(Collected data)
════════════════════
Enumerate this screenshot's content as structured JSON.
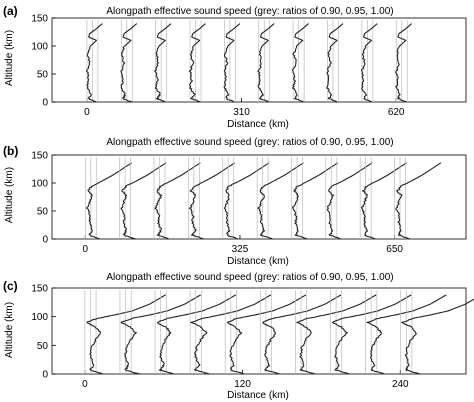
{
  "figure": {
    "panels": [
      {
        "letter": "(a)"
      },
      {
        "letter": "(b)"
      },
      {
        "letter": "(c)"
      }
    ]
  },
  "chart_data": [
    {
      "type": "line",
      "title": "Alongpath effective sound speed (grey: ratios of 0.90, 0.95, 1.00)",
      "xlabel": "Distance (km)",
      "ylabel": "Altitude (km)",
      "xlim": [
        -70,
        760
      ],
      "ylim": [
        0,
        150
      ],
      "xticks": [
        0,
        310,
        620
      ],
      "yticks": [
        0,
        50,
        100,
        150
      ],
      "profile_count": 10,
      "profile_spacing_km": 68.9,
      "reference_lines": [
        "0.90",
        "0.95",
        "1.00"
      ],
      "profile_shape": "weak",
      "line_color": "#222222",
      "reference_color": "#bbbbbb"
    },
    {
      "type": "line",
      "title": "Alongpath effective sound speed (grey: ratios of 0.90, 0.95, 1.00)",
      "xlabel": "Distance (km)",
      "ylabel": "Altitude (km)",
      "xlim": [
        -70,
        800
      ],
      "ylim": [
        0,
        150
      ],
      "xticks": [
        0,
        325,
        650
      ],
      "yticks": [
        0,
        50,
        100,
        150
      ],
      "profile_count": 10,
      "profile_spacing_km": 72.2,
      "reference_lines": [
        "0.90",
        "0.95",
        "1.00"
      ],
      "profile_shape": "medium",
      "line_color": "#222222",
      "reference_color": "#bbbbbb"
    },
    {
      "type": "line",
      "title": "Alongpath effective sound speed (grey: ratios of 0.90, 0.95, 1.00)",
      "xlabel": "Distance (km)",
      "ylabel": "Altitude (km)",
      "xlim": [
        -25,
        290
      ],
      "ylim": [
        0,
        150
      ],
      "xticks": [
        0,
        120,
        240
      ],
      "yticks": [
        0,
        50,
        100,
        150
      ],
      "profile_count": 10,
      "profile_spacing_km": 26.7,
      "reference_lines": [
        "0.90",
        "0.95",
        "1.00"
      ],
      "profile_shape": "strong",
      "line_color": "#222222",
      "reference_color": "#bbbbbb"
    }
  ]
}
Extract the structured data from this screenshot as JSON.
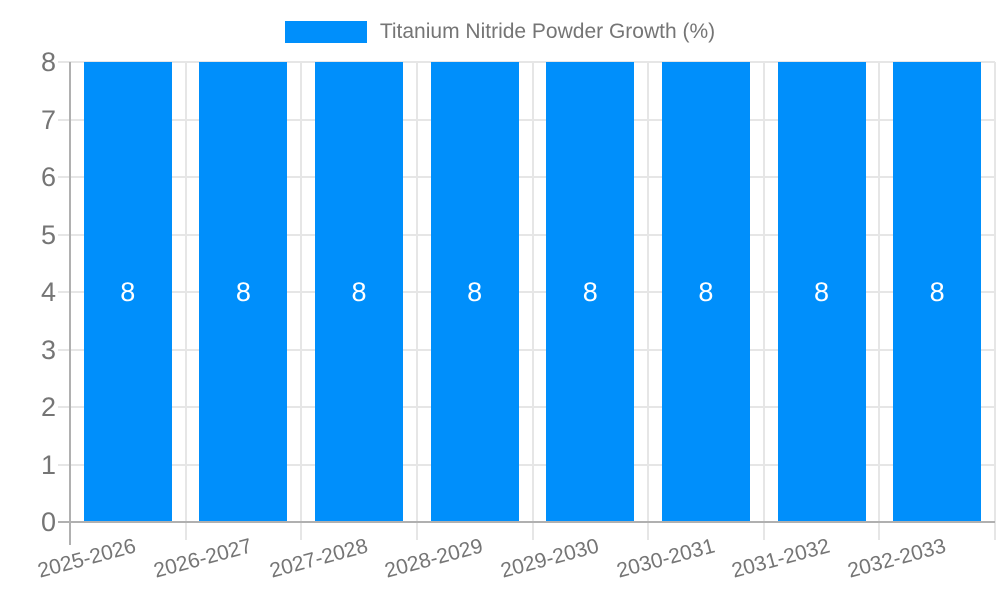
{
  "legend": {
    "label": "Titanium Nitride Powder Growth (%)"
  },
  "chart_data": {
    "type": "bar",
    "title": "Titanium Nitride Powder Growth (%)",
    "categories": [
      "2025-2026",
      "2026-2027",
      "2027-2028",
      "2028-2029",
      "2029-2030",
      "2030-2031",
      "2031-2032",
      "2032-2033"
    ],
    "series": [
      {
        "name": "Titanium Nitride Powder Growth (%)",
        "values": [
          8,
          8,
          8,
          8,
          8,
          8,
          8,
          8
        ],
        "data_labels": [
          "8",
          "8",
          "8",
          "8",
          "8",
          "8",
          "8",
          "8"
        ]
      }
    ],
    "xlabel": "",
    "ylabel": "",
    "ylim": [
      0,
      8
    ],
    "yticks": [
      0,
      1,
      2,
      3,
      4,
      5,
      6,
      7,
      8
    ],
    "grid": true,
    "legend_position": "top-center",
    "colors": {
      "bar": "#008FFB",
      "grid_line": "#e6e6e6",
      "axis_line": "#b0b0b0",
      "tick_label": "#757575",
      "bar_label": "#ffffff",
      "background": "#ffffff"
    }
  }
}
════════════════════
#### What to work on
Transcribe every line from the records above without alteration, and leave out the images.

#### Final result
Enumerate this screenshot's content as structured JSON.
{
  "figure": {
    "panels": [
      {
        "letter": "(a)"
      },
      {
        "letter": "(b)"
      },
      {
        "letter": "(c)"
      }
    ]
  },
  "chart_data": [
    {
      "type": "line",
      "title": "Alongpath effective sound speed (grey: ratios of 0.90, 0.95, 1.00)",
      "xlabel": "Distance (km)",
      "ylabel": "Altitude (km)",
      "xlim": [
        -70,
        760
      ],
      "ylim": [
        0,
        150
      ],
      "xticks": [
        0,
        310,
        620
      ],
      "yticks": [
        0,
        50,
        100,
        150
      ],
      "profile_count": 10,
      "profile_spacing_km": 68.9,
      "reference_lines": [
        "0.90",
        "0.95",
        "1.00"
      ],
      "profile_shape": "weak",
      "line_color": "#222222",
      "reference_color": "#bbbbbb"
    },
    {
      "type": "line",
      "title": "Alongpath effective sound speed (grey: ratios of 0.90, 0.95, 1.00)",
      "xlabel": "Distance (km)",
      "ylabel": "Altitude (km)",
      "xlim": [
        -70,
        800
      ],
      "ylim": [
        0,
        150
      ],
      "xticks": [
        0,
        325,
        650
      ],
      "yticks": [
        0,
        50,
        100,
        150
      ],
      "profile_count": 10,
      "profile_spacing_km": 72.2,
      "reference_lines": [
        "0.90",
        "0.95",
        "1.00"
      ],
      "profile_shape": "medium",
      "line_color": "#222222",
      "reference_color": "#bbbbbb"
    },
    {
      "type": "line",
      "title": "Alongpath effective sound speed (grey: ratios of 0.90, 0.95, 1.00)",
      "xlabel": "Distance (km)",
      "ylabel": "Altitude (km)",
      "xlim": [
        -25,
        290
      ],
      "ylim": [
        0,
        150
      ],
      "xticks": [
        0,
        120,
        240
      ],
      "yticks": [
        0,
        50,
        100,
        150
      ],
      "profile_count": 10,
      "profile_spacing_km": 26.7,
      "reference_lines": [
        "0.90",
        "0.95",
        "1.00"
      ],
      "profile_shape": "strong",
      "line_color": "#222222",
      "reference_color": "#bbbbbb"
    }
  ]
}
Extract the structured data from this screenshot as JSON.
{
  "legend": {
    "label": "Titanium Nitride Powder Growth (%)"
  },
  "chart_data": {
    "type": "bar",
    "title": "Titanium Nitride Powder Growth (%)",
    "categories": [
      "2025-2026",
      "2026-2027",
      "2027-2028",
      "2028-2029",
      "2029-2030",
      "2030-2031",
      "2031-2032",
      "2032-2033"
    ],
    "series": [
      {
        "name": "Titanium Nitride Powder Growth (%)",
        "values": [
          8,
          8,
          8,
          8,
          8,
          8,
          8,
          8
        ],
        "data_labels": [
          "8",
          "8",
          "8",
          "8",
          "8",
          "8",
          "8",
          "8"
        ]
      }
    ],
    "xlabel": "",
    "ylabel": "",
    "ylim": [
      0,
      8
    ],
    "yticks": [
      0,
      1,
      2,
      3,
      4,
      5,
      6,
      7,
      8
    ],
    "grid": true,
    "legend_position": "top-center",
    "colors": {
      "bar": "#008FFB",
      "grid_line": "#e6e6e6",
      "axis_line": "#b0b0b0",
      "tick_label": "#757575",
      "bar_label": "#ffffff",
      "background": "#ffffff"
    }
  }
}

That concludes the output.